Dataset entries

------------------------

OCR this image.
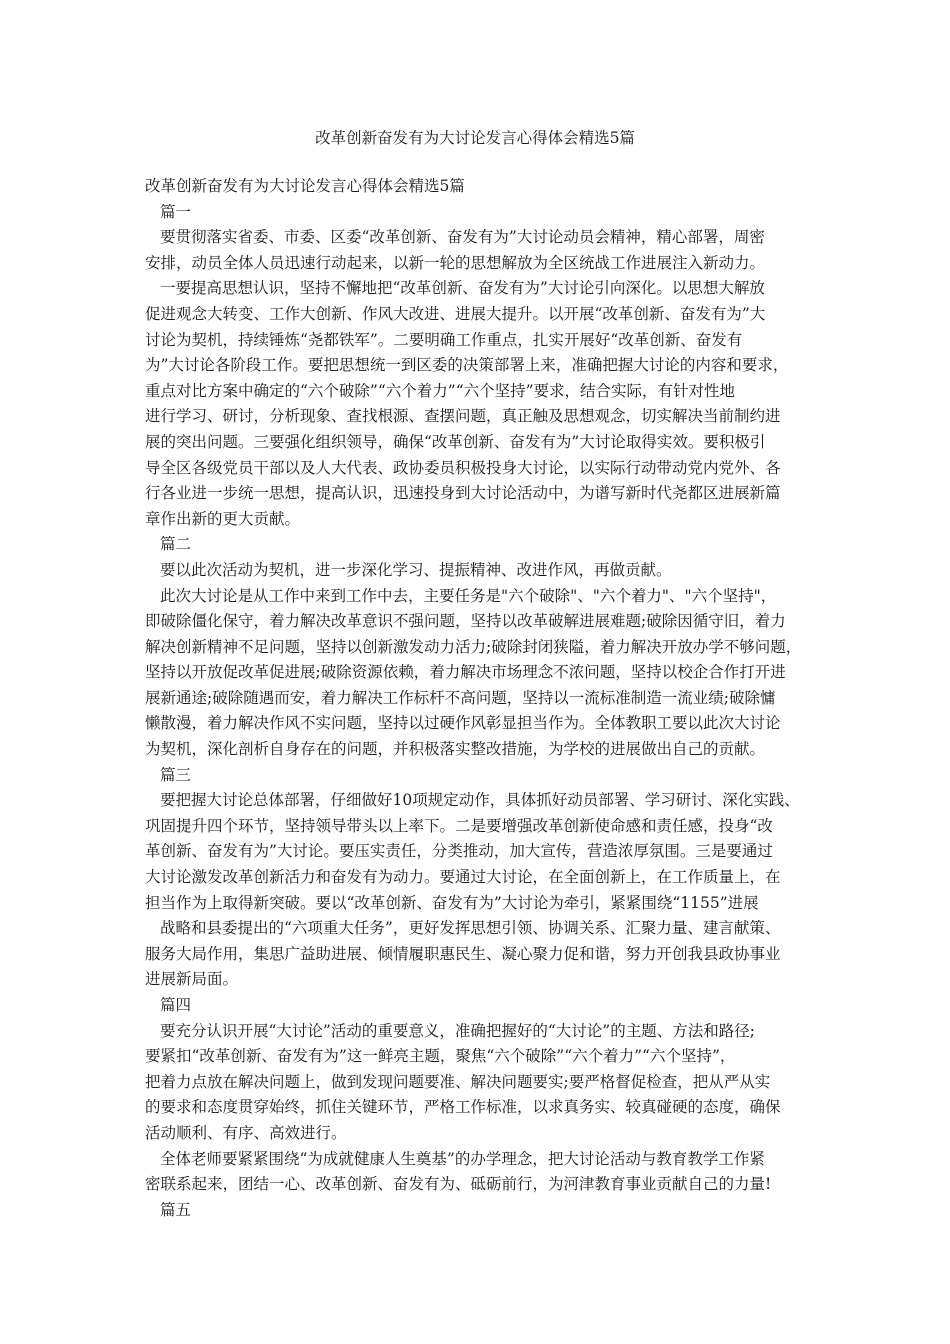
改革创新奋发有为大讨论发言心得体会精选5篇
改革创新奋发有为大讨论发言心得体会精选5篇
篇一
要贯彻落实省委、市委、区委“改革创新、奋发有为”大讨论动员会精神，精心部署，周密
安排，动员全体人员迅速行动起来，以新一轮的思想解放为全区统战工作进展注入新动力。
一要提高思想认识，坚持不懈地把“改革创新、奋发有为”大讨论引向深化。以思想大解放
促进观念大转变、工作大创新、作风大改进、进展大提升。以开展“改革创新、奋发有为”大
讨论为契机，持续锤炼“尧都铁军”。二要明确工作重点，扎实开展好“改革创新、奋发有
为”大讨论各阶段工作。要把思想统一到区委的决策部署上来，准确把握大讨论的内容和要求，
重点对比方案中确定的“六个破除”“六个着力”“六个坚持”要求，结合实际，有针对性地
进行学习、研讨，分析现象、查找根源、查摆问题，真正触及思想观念，切实解决当前制约进
展的突出问题。三要强化组织领导，确保“改革创新、奋发有为”大讨论取得实效。要积极引
导全区各级党员干部以及人大代表、政协委员积极投身大讨论，以实际行动带动党内党外、各
行各业进一步统一思想，提高认识，迅速投身到大讨论活动中，为谱写新时代尧都区进展新篇
章作出新的更大贡献。
篇二
要以此次活动为契机，进一步深化学习、提振精神、改进作风，再做贡献。
此次大讨论是从工作中来到工作中去，主要任务是"六个破除"、"六个着力"、"六个坚持"，
即破除僵化保守，着力解决改革意识不强问题，坚持以改革破解进展难题;破除因循守旧，着力
解决创新精神不足问题，坚持以创新激发动力活力;破除封闭狭隘，着力解决开放办学不够问题，
坚持以开放促改革促进展;破除资源依赖，着力解决市场理念不浓问题，坚持以校企合作打开进
展新通途;破除随遇而安，着力解决工作标杆不高问题，坚持以一流标准制造一流业绩;破除慵
懒散漫，着力解决作风不实问题，坚持以过硬作风彰显担当作为。全体教职工要以此次大讨论
为契机，深化剖析自身存在的问题，并积极落实整改措施，为学校的进展做出自己的贡献。
篇三
要把握大讨论总体部署，仔细做好10项规定动作，具体抓好动员部署、学习研讨、深化实践、
巩固提升四个环节，坚持领导带头以上率下。二是要增强改革创新使命感和责任感，投身“改
革创新、奋发有为”大讨论。要压实责任，分类推动，加大宣传，营造浓厚氛围。三是要通过
大讨论激发改革创新活力和奋发有为动力。要通过大讨论，在全面创新上，在工作质量上，在
担当作为上取得新突破。要以“改革创新、奋发有为”大讨论为牵引，紧紧围绕“1155”进展
战略和县委提出的“六项重大任务”，更好发挥思想引领、协调关系、汇聚力量、建言献策、
服务大局作用，集思广益助进展、倾情履职惠民生、凝心聚力促和谐，努力开创我县政协事业
进展新局面。
篇四
要充分认识开展“大讨论”活动的重要意义，准确把握好的“大讨论”的主题、方法和路径;
要紧扣“改革创新、奋发有为”这一鲜亮主题，聚焦“六个破除”“六个着力”“六个坚持”，
把着力点放在解决问题上，做到发现问题要准、解决问题要实;要严格督促检查，把从严从实
的要求和态度贯穿始终，抓住关键环节，严格工作标准，以求真务实、较真碰硬的态度，确保
活动顺利、有序、高效进行。
全体老师要紧紧围绕“为成就健康人生奠基”的办学理念，把大讨论活动与教育教学工作紧
密联系起来，团结一心、改革创新、奋发有为、砥砺前行，为河津教育事业贡献自己的力量!
篇五
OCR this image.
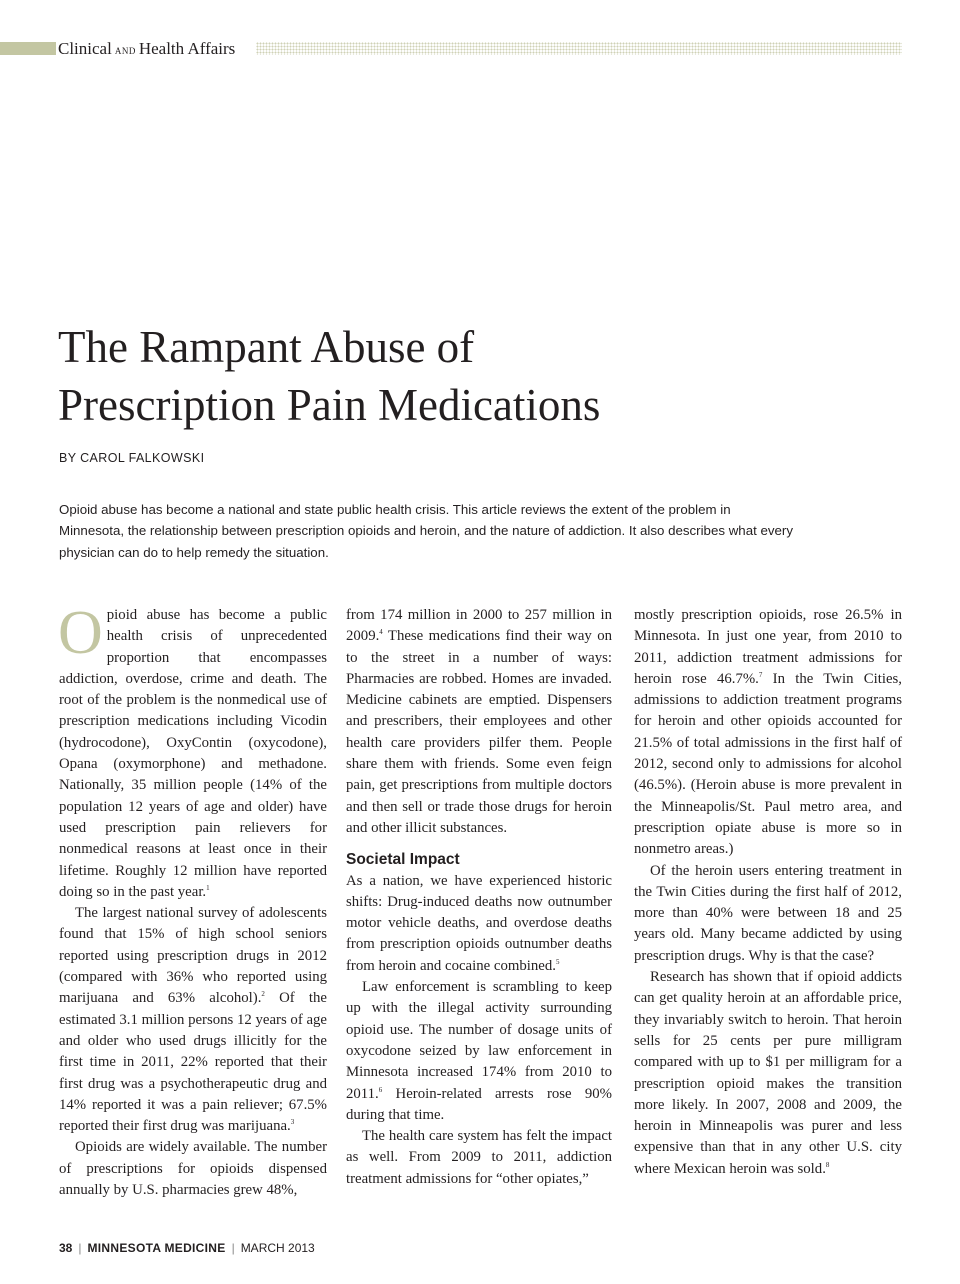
Clinical AND Health Affairs
The Rampant Abuse of
Prescription Pain Medications

BY CAROL FALKOWSKI

Opioid abuse has become a national and state public health crisis. This article reviews the extent of the problem in Minnesota, the relationship between prescription opioids and heroin, and the nature of addiction. It also describes what every physician can do to help remedy the situation.

Opioid abuse has become a public health crisis of unprecedented proportion that encompasses addiction, overdose, crime and death. The root of the problem is the nonmedical use of prescription medications including Vicodin (hydrocodone), OxyContin (oxycodone), Opana (oxymorphone) and methadone. Nationally, 35 million people (14% of the population 12 years of age and older) have used prescription pain relievers for nonmedical reasons at least once in their lifetime. Roughly 12 million have reported doing so in the past year.$^1$

The largest national survey of adolescents found that 15% of high school seniors reported using prescription drugs in 2012 (compared with 36% who reported using marijuana and 63% alcohol).$^2$ Of the estimated 3.1 million persons 12 years of age and older who used drugs illicitly for the first time in 2011, 22% reported that their first drug was a psychotherapeutic drug and 14% reported it was a pain reliever; 67.5% reported their first drug was marijuana.$^3$

Opioids are widely available. The number of prescriptions for opioids dispensed annually by U.S. pharmacies grew 48%,

from 174 million in 2000 to 257 million in 2009.$^4$ These medications find their way on to the street in a number of ways: Pharmacies are robbed. Homes are invaded. Medicine cabinets are emptied. Dispensers and prescribers, their employees and other health care providers pilfer them. People share them with friends. Some even feign pain, get prescriptions from multiple doctors and then sell or trade those drugs for heroin and other illicit substances.

Societal Impact

As a nation, we have experienced historic shifts: Drug-induced deaths now outnumber motor vehicle deaths, and overdose deaths from prescription opioids outnumber deaths from heroin and cocaine combined.$^5$

Law enforcement is scrambling to keep up with the illegal activity surrounding opioid use. The number of dosage units of oxycodone seized by law enforcement in Minnesota increased 174% from 2010 to 2011.$^6$ Heroin-related arrests rose 90% during that time.

The health care system has felt the impact as well. From 2009 to 2011, addiction treatment admissions for “other opiates,”

mostly prescription opioids, rose 26.5% in Minnesota. In just one year, from 2010 to 2011, addiction treatment admissions for heroin rose 46.7%.$^7$ In the Twin Cities, admissions to addiction treatment programs for heroin and other opioids accounted for 21.5% of total admissions in the first half of 2012, second only to admissions for alcohol (46.5%). (Heroin abuse is more prevalent in the Minneapolis/St. Paul metro area, and prescription opiate abuse is more so in nonmetro areas.)

Of the heroin users entering treatment in the Twin Cities during the first half of 2012, more than 40% were between 18 and 25 years old. Many became addicted by using prescription drugs. Why is that the case?

Research has shown that if opioid addicts can get quality heroin at an affordable price, they invariably switch to heroin. That heroin sells for 25 cents per pure milligram compared with up to $1 per milligram for a prescription opioid makes the transition more likely. In 2007, 2008 and 2009, the heroin in Minneapolis was purer and less expensive than that in any other U.S. city where Mexican heroin was sold.$^8$

38 | MINNESOTA MEDICINE | MARCH 2013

------------------------

EXERCISE DETAILS ▸
Count each line with "rose" in it and report that figure by itself.

SOLUTION ▸
2